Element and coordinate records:
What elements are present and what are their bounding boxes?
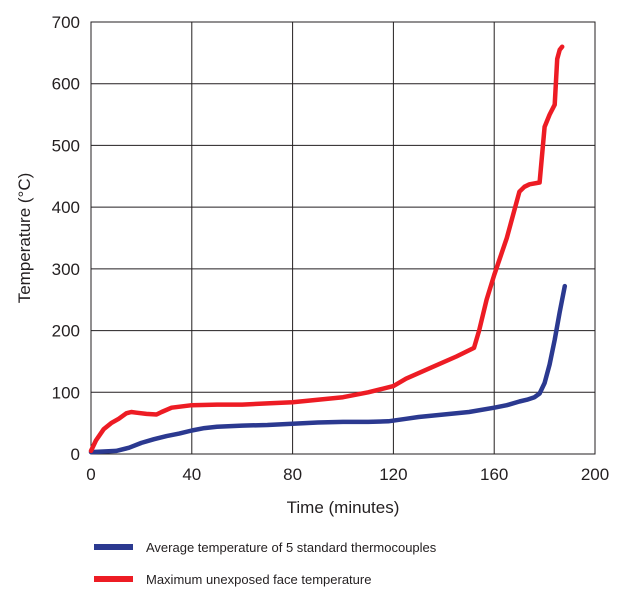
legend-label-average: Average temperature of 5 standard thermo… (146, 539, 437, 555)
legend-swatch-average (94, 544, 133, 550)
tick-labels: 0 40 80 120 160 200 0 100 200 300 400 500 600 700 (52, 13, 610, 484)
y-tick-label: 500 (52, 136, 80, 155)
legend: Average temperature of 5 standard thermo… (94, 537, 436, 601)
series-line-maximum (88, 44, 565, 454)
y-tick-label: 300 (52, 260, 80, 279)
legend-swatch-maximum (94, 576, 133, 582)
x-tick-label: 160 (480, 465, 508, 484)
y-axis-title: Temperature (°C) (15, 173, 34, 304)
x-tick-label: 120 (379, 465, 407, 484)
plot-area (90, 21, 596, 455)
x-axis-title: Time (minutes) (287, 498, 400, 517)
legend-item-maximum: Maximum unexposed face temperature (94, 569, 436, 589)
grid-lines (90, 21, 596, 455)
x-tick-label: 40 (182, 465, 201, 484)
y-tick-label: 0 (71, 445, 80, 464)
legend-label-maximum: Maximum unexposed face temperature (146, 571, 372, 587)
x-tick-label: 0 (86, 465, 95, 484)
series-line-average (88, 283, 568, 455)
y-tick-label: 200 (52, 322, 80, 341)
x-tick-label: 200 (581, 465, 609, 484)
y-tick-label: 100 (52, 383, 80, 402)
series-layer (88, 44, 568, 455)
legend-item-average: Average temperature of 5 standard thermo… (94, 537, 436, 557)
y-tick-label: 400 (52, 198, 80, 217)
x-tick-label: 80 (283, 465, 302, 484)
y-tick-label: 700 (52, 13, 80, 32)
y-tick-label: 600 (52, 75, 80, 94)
==
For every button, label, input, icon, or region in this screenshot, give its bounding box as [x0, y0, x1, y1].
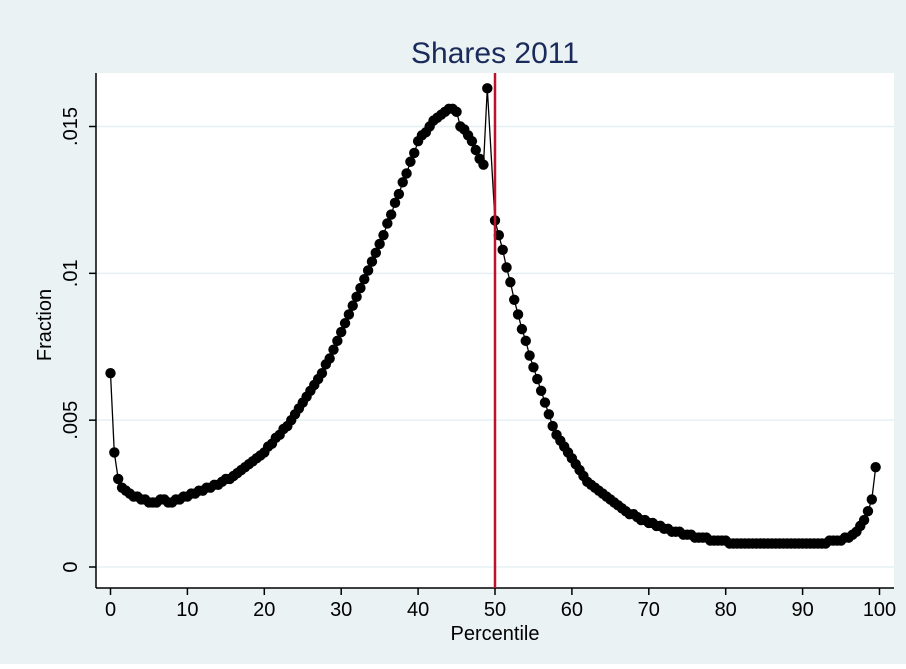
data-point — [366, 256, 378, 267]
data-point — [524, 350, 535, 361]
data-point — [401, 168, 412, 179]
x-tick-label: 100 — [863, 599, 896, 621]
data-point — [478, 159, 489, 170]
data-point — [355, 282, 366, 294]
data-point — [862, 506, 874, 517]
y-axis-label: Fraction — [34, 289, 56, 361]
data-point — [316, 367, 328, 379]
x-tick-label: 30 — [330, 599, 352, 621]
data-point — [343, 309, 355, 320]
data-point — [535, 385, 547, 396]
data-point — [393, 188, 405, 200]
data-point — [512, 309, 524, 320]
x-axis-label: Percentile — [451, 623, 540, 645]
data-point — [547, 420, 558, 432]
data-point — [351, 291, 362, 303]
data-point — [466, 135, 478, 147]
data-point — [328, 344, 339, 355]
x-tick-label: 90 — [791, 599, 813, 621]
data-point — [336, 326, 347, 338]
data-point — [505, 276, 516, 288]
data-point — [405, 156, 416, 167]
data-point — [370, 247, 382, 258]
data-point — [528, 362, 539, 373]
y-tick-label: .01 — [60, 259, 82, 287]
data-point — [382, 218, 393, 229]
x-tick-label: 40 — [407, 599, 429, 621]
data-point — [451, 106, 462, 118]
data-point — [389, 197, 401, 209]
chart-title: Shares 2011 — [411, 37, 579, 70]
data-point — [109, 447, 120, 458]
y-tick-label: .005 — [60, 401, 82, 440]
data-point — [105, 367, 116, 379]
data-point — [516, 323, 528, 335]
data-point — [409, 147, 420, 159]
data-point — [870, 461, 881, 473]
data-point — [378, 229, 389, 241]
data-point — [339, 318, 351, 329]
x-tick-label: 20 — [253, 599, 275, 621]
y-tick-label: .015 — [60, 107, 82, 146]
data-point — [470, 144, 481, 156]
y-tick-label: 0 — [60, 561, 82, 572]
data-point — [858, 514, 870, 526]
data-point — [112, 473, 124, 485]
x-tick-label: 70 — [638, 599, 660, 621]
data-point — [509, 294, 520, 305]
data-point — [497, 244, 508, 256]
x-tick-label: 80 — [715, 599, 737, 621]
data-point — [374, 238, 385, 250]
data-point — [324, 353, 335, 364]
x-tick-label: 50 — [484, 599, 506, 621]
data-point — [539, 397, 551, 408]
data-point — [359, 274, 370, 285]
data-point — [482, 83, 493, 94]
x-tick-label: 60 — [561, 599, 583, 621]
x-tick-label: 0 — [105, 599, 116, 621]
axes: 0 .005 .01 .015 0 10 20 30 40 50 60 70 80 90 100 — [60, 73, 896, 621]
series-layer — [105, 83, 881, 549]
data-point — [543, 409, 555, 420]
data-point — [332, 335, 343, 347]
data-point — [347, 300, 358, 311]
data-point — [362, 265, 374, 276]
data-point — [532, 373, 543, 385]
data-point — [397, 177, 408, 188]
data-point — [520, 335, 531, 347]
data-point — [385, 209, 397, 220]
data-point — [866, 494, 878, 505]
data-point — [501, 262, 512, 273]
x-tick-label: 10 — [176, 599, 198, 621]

Instructions to follow: Write out, word for word, the stretch of the records from the line containing "What elements are" through the line containing "y-tick-label: 600 (52, 75, 80, 94)", including both of those lines. Leave the pictures out.

Response:
What elements are present and what are their bounding boxes?
legend-label-average: Average temperature of 5 standard thermo… (146, 539, 437, 555)
legend-swatch-average (94, 544, 133, 550)
tick-labels: 0 40 80 120 160 200 0 100 200 300 400 500 600 700 (52, 13, 610, 484)
y-tick-label: 500 (52, 136, 80, 155)
legend: Average temperature of 5 standard thermo… (94, 537, 436, 601)
series-line-maximum (88, 44, 565, 454)
y-tick-label: 300 (52, 260, 80, 279)
legend-swatch-maximum (94, 576, 133, 582)
x-tick-label: 160 (480, 465, 508, 484)
y-axis-title: Temperature (°C) (15, 173, 34, 304)
x-tick-label: 120 (379, 465, 407, 484)
plot-area (90, 21, 596, 455)
x-axis-title: Time (minutes) (287, 498, 400, 517)
legend-item-maximum: Maximum unexposed face temperature (94, 569, 436, 589)
grid-lines (90, 21, 596, 455)
x-tick-label: 40 (182, 465, 201, 484)
y-tick-label: 0 (71, 445, 80, 464)
legend-label-maximum: Maximum unexposed face temperature (146, 571, 372, 587)
x-tick-label: 0 (86, 465, 95, 484)
series-line-average (88, 283, 568, 455)
y-tick-label: 200 (52, 322, 80, 341)
x-tick-label: 200 (581, 465, 609, 484)
y-tick-label: 100 (52, 383, 80, 402)
series-layer (88, 44, 568, 455)
legend-item-average: Average temperature of 5 standard thermo… (94, 537, 436, 557)
y-tick-label: 400 (52, 198, 80, 217)
x-tick-label: 80 (283, 465, 302, 484)
y-tick-label: 700 (52, 13, 80, 32)
y-tick-label: 600 (52, 75, 80, 94)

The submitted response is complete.